------ RECORDS TO PROCESS
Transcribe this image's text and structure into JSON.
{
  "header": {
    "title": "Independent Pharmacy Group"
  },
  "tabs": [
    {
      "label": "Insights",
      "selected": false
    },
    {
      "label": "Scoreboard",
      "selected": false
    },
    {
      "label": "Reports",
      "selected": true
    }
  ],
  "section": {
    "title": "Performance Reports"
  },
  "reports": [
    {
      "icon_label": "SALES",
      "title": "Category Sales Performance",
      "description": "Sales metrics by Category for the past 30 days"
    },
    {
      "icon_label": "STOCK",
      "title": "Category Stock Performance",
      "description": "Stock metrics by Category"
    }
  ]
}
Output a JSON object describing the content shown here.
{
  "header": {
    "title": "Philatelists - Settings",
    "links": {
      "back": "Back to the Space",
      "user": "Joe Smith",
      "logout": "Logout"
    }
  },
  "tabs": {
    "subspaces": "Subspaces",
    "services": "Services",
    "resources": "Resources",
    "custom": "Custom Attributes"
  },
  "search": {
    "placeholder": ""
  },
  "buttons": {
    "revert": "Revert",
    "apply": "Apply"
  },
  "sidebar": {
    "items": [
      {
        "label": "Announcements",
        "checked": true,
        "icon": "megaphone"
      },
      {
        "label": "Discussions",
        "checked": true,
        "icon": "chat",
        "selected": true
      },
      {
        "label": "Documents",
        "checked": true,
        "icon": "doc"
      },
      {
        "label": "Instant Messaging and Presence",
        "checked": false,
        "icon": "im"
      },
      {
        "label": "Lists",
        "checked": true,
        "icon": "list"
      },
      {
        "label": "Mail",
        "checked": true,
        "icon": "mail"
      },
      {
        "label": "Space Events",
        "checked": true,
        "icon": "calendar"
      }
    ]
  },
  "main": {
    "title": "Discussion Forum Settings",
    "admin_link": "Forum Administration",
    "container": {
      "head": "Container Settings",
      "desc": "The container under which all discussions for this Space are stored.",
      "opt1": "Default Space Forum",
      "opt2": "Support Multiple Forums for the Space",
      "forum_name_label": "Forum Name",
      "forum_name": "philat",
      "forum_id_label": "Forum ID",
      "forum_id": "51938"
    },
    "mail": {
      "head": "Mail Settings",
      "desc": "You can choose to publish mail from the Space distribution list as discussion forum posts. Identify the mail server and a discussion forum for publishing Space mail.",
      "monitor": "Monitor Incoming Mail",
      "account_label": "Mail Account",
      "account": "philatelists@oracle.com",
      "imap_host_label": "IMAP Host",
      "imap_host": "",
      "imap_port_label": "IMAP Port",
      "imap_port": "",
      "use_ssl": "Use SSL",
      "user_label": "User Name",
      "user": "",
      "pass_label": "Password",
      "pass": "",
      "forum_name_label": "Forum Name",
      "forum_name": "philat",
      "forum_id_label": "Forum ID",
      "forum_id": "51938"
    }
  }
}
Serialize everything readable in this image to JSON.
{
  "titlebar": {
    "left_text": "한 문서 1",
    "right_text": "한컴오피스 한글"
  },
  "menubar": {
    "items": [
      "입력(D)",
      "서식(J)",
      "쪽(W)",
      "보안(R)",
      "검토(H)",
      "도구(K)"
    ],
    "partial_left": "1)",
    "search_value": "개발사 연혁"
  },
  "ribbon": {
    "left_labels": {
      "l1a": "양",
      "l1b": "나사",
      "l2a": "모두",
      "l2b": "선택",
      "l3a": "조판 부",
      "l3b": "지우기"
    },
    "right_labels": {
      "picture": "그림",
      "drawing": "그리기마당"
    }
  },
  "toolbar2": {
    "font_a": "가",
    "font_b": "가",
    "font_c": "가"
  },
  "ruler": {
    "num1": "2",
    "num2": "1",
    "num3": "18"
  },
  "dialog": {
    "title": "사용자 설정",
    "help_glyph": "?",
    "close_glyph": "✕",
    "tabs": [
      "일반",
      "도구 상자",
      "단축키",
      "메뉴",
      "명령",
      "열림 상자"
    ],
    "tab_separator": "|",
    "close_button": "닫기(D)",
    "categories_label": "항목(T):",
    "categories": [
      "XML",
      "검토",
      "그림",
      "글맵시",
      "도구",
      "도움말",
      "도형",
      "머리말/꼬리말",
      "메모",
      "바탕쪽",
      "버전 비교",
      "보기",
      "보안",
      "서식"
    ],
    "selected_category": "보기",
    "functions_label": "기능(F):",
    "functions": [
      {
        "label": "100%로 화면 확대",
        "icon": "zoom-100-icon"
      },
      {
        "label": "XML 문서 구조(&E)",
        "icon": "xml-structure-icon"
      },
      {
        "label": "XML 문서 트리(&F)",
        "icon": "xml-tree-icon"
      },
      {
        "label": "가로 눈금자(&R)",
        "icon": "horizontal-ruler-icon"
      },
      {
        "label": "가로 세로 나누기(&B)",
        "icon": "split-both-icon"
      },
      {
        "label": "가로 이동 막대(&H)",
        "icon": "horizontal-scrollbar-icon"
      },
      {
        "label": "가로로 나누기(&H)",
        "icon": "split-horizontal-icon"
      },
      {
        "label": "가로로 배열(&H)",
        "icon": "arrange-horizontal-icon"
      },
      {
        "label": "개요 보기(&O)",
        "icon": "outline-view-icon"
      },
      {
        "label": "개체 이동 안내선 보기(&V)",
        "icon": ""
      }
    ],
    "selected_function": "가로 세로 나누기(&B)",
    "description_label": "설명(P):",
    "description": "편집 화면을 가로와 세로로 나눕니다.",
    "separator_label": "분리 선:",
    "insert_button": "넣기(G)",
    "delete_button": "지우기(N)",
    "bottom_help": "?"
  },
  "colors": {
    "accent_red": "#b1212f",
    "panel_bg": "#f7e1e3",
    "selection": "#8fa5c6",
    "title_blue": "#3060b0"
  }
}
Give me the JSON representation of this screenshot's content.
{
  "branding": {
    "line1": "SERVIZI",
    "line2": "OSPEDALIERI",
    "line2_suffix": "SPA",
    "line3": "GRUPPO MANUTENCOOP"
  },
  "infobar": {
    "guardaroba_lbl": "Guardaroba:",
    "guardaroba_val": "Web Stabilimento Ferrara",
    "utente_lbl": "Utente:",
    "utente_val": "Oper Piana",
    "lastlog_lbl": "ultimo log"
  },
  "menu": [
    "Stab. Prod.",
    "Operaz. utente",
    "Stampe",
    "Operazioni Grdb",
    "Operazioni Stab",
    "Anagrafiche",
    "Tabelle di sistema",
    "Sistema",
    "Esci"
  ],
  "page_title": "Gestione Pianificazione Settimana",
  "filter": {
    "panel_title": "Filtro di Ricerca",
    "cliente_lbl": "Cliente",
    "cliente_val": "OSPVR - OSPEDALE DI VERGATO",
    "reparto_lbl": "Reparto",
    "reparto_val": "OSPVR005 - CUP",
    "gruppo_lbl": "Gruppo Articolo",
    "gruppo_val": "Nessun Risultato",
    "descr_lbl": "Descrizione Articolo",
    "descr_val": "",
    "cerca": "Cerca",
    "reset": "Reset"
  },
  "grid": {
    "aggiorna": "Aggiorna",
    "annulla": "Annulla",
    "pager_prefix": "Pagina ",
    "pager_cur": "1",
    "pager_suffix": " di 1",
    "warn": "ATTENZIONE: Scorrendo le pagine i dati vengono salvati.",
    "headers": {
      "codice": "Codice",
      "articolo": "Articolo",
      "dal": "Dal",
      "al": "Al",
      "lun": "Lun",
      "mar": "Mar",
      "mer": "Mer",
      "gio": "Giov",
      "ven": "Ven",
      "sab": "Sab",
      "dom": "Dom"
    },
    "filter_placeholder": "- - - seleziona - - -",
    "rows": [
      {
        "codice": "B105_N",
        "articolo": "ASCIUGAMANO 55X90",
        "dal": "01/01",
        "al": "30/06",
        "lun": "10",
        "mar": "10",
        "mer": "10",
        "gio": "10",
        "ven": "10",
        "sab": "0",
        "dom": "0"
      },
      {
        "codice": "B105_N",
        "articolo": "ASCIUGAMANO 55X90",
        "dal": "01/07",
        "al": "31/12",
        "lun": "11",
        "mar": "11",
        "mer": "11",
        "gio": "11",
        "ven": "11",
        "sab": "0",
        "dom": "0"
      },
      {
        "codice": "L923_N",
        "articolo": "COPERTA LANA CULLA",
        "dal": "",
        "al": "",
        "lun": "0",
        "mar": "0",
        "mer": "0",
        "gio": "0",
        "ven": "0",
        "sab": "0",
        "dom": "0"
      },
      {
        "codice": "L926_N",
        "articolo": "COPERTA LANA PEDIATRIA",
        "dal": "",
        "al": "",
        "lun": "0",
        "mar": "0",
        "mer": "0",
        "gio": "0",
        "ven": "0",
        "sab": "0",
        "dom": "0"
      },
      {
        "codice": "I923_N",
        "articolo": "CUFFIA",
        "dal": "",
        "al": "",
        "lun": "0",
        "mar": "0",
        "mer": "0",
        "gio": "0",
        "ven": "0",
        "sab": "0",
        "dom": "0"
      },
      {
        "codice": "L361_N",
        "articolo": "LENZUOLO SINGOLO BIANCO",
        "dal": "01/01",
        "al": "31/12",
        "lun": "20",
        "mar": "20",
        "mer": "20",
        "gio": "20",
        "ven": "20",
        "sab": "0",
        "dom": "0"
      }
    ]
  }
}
------------
### TASK TO COMPLETE
Find all the lines containing "split" in the material, then copy them.

### RESULT OF THIS EXERCISE
        "icon": "split-both-icon"
        "icon": "split-horizontal-icon"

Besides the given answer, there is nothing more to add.